• [Goal]: Output the items from the start through the line containing "tab-audio-icon[interactable]: 🔇 xyxy=(195,39,210,53)" as a Markdown table with columns "No." and "Entry", numbering each row and omitting blank lines.

======

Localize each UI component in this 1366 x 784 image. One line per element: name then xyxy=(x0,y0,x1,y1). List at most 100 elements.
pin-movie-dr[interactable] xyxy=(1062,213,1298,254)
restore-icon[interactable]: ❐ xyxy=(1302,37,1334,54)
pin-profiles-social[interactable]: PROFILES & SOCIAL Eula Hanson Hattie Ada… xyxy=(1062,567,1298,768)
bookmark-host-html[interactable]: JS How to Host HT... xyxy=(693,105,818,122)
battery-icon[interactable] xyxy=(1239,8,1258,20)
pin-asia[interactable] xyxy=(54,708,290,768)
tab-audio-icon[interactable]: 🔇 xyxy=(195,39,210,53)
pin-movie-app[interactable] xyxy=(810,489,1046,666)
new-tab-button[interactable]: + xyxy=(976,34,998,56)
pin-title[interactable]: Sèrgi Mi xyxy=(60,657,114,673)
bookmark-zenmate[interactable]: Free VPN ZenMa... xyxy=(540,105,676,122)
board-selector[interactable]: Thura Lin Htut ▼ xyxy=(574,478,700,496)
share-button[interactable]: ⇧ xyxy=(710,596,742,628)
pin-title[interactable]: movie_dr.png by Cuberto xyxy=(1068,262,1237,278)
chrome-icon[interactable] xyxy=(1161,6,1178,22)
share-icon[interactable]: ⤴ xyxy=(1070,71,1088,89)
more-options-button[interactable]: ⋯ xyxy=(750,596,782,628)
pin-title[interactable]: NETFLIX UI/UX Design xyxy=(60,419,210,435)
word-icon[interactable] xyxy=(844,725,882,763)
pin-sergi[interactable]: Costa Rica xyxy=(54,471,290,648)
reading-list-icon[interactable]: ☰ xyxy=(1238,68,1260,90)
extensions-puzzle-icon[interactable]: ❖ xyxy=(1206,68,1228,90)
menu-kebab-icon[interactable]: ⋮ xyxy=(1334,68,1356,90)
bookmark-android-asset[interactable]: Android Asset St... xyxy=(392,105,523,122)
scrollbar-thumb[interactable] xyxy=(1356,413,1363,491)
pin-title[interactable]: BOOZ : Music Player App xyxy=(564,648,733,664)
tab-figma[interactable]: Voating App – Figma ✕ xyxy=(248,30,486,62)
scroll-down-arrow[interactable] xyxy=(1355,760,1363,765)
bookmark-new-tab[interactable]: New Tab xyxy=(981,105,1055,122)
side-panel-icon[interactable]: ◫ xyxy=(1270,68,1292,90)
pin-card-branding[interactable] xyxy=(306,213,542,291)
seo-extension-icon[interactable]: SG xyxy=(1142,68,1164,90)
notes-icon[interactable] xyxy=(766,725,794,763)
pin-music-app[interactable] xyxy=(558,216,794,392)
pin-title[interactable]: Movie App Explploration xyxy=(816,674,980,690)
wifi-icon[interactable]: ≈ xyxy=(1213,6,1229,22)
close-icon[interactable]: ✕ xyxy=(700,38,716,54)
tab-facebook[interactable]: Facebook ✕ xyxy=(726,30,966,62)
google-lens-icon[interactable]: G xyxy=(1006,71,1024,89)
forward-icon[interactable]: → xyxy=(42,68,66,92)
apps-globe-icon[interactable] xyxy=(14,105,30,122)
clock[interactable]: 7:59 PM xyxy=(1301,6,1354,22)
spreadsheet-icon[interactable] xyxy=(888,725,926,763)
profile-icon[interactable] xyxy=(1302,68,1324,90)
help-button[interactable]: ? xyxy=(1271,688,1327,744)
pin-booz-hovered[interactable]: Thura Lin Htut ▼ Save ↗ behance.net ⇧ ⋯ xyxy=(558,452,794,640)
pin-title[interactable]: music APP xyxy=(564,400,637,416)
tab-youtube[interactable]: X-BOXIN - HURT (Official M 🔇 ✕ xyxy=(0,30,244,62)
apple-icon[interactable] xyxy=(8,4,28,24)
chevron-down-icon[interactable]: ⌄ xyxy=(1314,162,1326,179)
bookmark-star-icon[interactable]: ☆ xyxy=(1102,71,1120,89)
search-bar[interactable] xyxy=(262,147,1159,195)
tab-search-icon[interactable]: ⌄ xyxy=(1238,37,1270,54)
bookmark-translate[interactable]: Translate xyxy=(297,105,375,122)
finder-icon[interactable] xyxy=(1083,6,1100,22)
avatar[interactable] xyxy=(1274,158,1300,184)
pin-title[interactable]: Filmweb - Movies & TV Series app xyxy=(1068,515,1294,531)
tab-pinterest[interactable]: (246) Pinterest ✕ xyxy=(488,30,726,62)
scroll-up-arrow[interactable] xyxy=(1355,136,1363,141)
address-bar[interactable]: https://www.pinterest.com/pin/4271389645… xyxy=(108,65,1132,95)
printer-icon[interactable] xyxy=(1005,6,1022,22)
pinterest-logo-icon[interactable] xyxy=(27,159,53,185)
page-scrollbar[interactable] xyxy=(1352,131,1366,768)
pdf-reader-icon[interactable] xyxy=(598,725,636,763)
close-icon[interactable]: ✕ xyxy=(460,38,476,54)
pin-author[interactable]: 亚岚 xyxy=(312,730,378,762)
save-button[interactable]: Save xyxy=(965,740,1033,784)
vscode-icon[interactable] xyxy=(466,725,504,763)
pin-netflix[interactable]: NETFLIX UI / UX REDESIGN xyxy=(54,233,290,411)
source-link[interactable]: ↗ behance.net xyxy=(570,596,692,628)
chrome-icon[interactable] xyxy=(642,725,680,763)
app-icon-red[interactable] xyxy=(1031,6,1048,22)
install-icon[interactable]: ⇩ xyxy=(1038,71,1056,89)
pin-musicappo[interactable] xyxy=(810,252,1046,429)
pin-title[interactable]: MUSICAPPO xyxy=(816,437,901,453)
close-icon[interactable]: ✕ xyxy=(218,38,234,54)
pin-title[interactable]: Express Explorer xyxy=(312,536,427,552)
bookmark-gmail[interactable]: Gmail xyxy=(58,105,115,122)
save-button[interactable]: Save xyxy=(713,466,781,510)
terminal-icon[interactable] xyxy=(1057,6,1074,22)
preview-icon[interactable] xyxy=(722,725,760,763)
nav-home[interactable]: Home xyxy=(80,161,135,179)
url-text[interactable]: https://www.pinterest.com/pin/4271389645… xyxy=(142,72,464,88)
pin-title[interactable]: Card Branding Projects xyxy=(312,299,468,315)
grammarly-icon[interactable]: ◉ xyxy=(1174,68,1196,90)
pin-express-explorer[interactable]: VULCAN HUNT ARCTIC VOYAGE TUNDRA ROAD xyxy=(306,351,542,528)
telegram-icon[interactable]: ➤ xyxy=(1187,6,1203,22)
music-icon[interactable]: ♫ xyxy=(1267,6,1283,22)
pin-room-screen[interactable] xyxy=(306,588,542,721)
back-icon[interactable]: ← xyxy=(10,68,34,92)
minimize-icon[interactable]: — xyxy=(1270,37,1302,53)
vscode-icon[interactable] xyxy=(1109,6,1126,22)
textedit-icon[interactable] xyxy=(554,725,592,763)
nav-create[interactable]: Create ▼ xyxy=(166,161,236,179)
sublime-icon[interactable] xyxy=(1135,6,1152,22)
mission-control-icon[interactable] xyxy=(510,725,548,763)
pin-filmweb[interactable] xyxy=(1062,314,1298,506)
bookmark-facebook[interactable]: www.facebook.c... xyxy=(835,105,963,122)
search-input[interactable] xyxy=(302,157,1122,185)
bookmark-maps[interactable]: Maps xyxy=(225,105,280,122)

======

• [Solved problem]:
| No. | Entry |
|---|---|
| 1 | Localize each UI component in this 1366 x 784 image. One line per element: name then xyxy=(x0,y0,x1,y1). List at most 100 elements. |
| 2 | pin-movie-dr[interactable] xyxy=(1062,213,1298,254) |
| 3 | restore-icon[interactable]: ❐ xyxy=(1302,37,1334,54) |
| 4 | pin-profiles-social[interactable]: PROFILES & SOCIAL Eula Hanson Hattie Ada… xyxy=(1062,567,1298,768) |
| 5 | bookmark-host-html[interactable]: JS How to Host HT... xyxy=(693,105,818,122) |
| 6 | battery-icon[interactable] xyxy=(1239,8,1258,20) |
| 7 | pin-asia[interactable] xyxy=(54,708,290,768) |
| 8 | tab-audio-icon[interactable]: 🔇 xyxy=(195,39,210,53) |